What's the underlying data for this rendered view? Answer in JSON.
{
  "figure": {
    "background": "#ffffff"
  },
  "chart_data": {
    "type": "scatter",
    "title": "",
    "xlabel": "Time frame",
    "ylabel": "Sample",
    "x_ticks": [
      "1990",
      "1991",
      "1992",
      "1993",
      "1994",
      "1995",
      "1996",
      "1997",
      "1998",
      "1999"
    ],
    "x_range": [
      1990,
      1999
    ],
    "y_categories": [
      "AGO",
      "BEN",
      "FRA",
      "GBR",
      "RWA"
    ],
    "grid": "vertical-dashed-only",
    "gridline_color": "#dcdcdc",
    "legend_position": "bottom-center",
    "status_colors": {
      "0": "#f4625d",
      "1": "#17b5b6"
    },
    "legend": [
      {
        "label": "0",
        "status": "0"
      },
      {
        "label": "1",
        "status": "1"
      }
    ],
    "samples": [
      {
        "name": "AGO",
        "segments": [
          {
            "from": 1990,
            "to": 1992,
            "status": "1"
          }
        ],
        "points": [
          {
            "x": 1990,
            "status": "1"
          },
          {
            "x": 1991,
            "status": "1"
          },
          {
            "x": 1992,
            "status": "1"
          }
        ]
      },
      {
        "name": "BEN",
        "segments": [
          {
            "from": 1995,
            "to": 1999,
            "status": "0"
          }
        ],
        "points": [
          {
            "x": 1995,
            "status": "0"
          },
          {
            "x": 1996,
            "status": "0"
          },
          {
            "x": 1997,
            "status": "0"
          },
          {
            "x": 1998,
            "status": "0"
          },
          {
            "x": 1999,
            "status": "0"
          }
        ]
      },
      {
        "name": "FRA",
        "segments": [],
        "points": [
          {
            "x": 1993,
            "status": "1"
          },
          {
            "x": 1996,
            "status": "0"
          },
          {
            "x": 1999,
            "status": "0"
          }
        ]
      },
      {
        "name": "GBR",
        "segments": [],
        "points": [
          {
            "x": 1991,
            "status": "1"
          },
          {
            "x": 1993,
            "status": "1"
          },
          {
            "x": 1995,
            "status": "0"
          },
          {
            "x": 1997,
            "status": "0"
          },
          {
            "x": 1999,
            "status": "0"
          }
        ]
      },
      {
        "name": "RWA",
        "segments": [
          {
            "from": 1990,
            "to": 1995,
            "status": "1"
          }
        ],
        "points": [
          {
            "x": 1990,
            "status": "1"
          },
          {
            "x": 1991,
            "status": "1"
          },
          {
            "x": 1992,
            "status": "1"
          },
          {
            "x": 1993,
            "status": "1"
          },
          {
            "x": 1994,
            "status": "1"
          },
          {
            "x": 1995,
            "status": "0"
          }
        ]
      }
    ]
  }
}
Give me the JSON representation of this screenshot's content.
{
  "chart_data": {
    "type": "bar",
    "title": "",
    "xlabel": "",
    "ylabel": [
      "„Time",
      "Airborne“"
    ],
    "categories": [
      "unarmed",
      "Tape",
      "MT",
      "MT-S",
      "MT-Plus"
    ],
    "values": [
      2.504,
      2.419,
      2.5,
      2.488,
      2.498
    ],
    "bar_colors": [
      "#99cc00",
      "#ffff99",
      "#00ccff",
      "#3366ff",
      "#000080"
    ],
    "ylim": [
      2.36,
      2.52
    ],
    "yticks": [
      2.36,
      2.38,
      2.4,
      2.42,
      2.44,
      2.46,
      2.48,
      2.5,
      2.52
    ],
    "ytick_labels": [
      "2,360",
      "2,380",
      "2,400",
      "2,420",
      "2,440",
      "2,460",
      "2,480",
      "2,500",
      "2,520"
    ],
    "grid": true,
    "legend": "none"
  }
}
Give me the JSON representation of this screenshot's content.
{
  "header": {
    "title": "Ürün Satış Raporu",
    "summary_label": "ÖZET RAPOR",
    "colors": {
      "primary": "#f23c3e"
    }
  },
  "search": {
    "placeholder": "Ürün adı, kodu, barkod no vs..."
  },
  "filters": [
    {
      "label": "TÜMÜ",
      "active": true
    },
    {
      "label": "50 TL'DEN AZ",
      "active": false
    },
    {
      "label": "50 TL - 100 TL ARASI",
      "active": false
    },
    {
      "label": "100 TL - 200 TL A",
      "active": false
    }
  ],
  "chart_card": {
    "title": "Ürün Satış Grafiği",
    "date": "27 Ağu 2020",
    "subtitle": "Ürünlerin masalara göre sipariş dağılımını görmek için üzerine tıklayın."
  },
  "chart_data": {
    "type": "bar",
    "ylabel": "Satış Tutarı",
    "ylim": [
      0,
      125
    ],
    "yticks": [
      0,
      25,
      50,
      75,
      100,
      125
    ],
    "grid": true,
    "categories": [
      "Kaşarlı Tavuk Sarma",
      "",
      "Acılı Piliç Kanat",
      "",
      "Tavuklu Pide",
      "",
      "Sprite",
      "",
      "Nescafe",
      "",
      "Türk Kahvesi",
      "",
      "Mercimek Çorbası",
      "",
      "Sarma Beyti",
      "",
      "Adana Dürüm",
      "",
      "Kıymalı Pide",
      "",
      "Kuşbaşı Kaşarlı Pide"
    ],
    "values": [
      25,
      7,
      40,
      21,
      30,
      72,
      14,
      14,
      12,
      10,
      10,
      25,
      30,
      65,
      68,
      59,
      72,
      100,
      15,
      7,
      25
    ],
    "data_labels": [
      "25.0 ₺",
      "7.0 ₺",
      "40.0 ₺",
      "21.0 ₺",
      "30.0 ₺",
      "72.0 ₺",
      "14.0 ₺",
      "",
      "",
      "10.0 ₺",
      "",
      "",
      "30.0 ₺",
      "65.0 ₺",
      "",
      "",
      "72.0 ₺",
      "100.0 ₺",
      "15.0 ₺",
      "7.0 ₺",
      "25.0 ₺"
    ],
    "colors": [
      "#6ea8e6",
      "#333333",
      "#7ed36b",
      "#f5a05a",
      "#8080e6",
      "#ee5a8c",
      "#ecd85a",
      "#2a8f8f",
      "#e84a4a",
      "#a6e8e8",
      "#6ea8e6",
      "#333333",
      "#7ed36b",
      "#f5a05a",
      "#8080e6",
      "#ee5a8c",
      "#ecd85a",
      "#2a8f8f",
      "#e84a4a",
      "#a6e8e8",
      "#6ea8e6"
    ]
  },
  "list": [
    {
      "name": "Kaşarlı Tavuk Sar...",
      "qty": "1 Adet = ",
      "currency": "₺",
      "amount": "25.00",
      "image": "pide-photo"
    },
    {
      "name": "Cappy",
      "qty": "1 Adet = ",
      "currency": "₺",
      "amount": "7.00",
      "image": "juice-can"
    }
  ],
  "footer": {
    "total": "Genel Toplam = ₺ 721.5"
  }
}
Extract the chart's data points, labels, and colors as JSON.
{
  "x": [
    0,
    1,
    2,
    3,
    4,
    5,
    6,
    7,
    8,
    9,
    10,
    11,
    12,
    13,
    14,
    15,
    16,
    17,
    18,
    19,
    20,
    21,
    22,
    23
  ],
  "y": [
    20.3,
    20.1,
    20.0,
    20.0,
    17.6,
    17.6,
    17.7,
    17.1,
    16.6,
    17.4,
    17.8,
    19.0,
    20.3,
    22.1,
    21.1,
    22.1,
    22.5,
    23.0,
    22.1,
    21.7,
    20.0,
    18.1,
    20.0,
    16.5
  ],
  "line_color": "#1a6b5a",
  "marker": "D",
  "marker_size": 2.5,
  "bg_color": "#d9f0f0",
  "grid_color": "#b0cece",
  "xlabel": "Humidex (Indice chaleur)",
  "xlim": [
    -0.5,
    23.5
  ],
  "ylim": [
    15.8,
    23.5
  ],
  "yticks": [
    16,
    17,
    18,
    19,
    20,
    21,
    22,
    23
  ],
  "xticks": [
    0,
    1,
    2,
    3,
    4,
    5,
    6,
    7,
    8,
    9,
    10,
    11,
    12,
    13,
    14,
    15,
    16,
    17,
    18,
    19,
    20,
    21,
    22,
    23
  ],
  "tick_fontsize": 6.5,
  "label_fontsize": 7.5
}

Problem details:
Restate the final lines of the listing above word for word, beginning at the line that contains "Extract the chart's".

Output:
Extract the chart's data points, labels, and colors as JSON.
{
  "x": [
    0,
    1,
    2,
    3,
    4,
    5,
    6,
    7,
    8,
    9,
    10,
    11,
    12,
    13,
    14,
    15,
    16,
    17,
    18,
    19,
    20,
    21,
    22,
    23
  ],
  "y": [
    20.3,
    20.1,
    20.0,
    20.0,
    17.6,
    17.6,
    17.7,
    17.1,
    16.6,
    17.4,
    17.8,
    19.0,
    20.3,
    22.1,
    21.1,
    22.1,
    22.5,
    23.0,
    22.1,
    21.7,
    20.0,
    18.1,
    20.0,
    16.5
  ],
  "line_color": "#1a6b5a",
  "marker": "D",
  "marker_size": 2.5,
  "bg_color": "#d9f0f0",
  "grid_color": "#b0cece",
  "xlabel": "Humidex (Indice chaleur)",
  "xlim": [
    -0.5,
    23.5
  ],
  "ylim": [
    15.8,
    23.5
  ],
  "yticks": [
    16,
    17,
    18,
    19,
    20,
    21,
    22,
    23
  ],
  "xticks": [
    0,
    1,
    2,
    3,
    4,
    5,
    6,
    7,
    8,
    9,
    10,
    11,
    12,
    13,
    14,
    15,
    16,
    17,
    18,
    19,
    20,
    21,
    22,
    23
  ],
  "tick_fontsize": 6.5,
  "label_fontsize": 7.5
}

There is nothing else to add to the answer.